**** Dataset entries ****

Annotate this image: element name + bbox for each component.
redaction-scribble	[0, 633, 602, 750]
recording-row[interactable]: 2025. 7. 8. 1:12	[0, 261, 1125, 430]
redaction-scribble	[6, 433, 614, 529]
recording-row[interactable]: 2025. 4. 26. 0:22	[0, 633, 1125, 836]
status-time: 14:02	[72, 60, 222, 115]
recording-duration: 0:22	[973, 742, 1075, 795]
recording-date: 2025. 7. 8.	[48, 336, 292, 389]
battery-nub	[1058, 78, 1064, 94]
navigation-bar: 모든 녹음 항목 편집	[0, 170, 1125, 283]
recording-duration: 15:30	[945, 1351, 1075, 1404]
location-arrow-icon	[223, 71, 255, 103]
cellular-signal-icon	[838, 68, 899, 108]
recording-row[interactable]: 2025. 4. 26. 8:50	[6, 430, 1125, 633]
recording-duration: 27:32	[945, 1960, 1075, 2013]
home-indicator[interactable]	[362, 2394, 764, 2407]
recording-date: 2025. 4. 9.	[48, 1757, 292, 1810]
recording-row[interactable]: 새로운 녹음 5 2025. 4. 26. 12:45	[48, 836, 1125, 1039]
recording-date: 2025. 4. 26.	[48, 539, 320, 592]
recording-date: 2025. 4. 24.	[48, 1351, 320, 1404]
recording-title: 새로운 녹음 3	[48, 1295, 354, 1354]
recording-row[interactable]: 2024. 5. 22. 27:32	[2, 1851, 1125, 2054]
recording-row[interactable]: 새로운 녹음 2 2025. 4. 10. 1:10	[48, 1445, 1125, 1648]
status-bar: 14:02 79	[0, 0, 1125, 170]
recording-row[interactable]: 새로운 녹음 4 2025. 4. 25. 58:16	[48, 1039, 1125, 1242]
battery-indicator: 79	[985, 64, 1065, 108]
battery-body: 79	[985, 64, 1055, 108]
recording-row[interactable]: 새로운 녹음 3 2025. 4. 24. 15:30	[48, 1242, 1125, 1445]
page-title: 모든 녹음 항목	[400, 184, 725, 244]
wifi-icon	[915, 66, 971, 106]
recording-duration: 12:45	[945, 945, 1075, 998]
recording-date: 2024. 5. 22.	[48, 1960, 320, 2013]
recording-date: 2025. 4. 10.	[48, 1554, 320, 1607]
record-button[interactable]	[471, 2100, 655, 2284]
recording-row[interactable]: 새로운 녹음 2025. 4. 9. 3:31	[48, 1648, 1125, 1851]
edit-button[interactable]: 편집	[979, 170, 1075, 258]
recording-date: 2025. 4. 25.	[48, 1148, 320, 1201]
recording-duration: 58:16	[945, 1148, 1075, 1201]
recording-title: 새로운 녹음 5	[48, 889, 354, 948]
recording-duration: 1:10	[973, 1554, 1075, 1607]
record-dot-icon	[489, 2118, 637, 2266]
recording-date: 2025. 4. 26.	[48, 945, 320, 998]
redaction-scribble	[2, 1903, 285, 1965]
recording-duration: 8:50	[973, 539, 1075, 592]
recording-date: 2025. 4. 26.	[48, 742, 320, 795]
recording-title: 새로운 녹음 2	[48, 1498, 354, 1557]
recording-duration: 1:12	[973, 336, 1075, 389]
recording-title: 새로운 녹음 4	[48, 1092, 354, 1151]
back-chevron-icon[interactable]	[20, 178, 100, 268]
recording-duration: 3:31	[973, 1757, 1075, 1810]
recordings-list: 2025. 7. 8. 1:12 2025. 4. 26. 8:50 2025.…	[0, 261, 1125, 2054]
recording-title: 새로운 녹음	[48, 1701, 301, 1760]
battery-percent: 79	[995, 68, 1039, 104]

****

--- Problem ---
Reproduce every row above word for word, keeping each line and its numbers unchanged.

--- Task result ---
Annotate this image: element name + bbox for each component.
redaction-scribble	[0, 633, 602, 750]
recording-row[interactable]: 2025. 7. 8. 1:12	[0, 261, 1125, 430]
redaction-scribble	[6, 433, 614, 529]
recording-row[interactable]: 2025. 4. 26. 0:22	[0, 633, 1125, 836]
status-time: 14:02	[72, 60, 222, 115]
recording-duration: 0:22	[973, 742, 1075, 795]
recording-date: 2025. 7. 8.	[48, 336, 292, 389]
battery-nub	[1058, 78, 1064, 94]
navigation-bar: 모든 녹음 항목 편집	[0, 170, 1125, 283]
recording-duration: 15:30	[945, 1351, 1075, 1404]
location-arrow-icon	[223, 71, 255, 103]
cellular-signal-icon	[838, 68, 899, 108]
recording-row[interactable]: 2025. 4. 26. 8:50	[6, 430, 1125, 633]
recording-duration: 27:32	[945, 1960, 1075, 2013]
home-indicator[interactable]	[362, 2394, 764, 2407]
recording-date: 2025. 4. 9.	[48, 1757, 292, 1810]
recording-row[interactable]: 새로운 녹음 5 2025. 4. 26. 12:45	[48, 836, 1125, 1039]
recording-date: 2025. 4. 26.	[48, 539, 320, 592]
recording-date: 2025. 4. 24.	[48, 1351, 320, 1404]
recording-title: 새로운 녹음 3	[48, 1295, 354, 1354]
recording-row[interactable]: 2024. 5. 22. 27:32	[2, 1851, 1125, 2054]
recording-row[interactable]: 새로운 녹음 2 2025. 4. 10. 1:10	[48, 1445, 1125, 1648]
status-bar: 14:02 79	[0, 0, 1125, 170]
recording-row[interactable]: 새로운 녹음 4 2025. 4. 25. 58:16	[48, 1039, 1125, 1242]
battery-indicator: 79	[985, 64, 1065, 108]
battery-body: 79	[985, 64, 1055, 108]
recording-row[interactable]: 새로운 녹음 3 2025. 4. 24. 15:30	[48, 1242, 1125, 1445]
page-title: 모든 녹음 항목	[400, 184, 725, 244]
wifi-icon	[915, 66, 971, 106]
recording-duration: 12:45	[945, 945, 1075, 998]
recording-date: 2024. 5. 22.	[48, 1960, 320, 2013]
recording-date: 2025. 4. 10.	[48, 1554, 320, 1607]
record-button[interactable]	[471, 2100, 655, 2284]
recording-row[interactable]: 새로운 녹음 2025. 4. 9. 3:31	[48, 1648, 1125, 1851]
edit-button[interactable]: 편집	[979, 170, 1075, 258]
recording-date: 2025. 4. 25.	[48, 1148, 320, 1201]
recording-duration: 58:16	[945, 1148, 1075, 1201]
recording-title: 새로운 녹음 5	[48, 889, 354, 948]
recording-duration: 1:10	[973, 1554, 1075, 1607]
record-dot-icon	[489, 2118, 637, 2266]
recording-date: 2025. 4. 26.	[48, 945, 320, 998]
redaction-scribble	[2, 1903, 285, 1965]
recording-duration: 8:50	[973, 539, 1075, 592]
recording-date: 2025. 4. 26.	[48, 742, 320, 795]
recording-title: 새로운 녹음 2	[48, 1498, 354, 1557]
recording-duration: 1:12	[973, 336, 1075, 389]
recording-title: 새로운 녹음 4	[48, 1092, 354, 1151]
back-chevron-icon[interactable]	[20, 178, 100, 268]
recording-duration: 3:31	[973, 1757, 1075, 1810]
recordings-list: 2025. 7. 8. 1:12 2025. 4. 26. 8:50 2025.…	[0, 261, 1125, 2054]
recording-title: 새로운 녹음	[48, 1701, 301, 1760]
battery-percent: 79	[995, 68, 1039, 104]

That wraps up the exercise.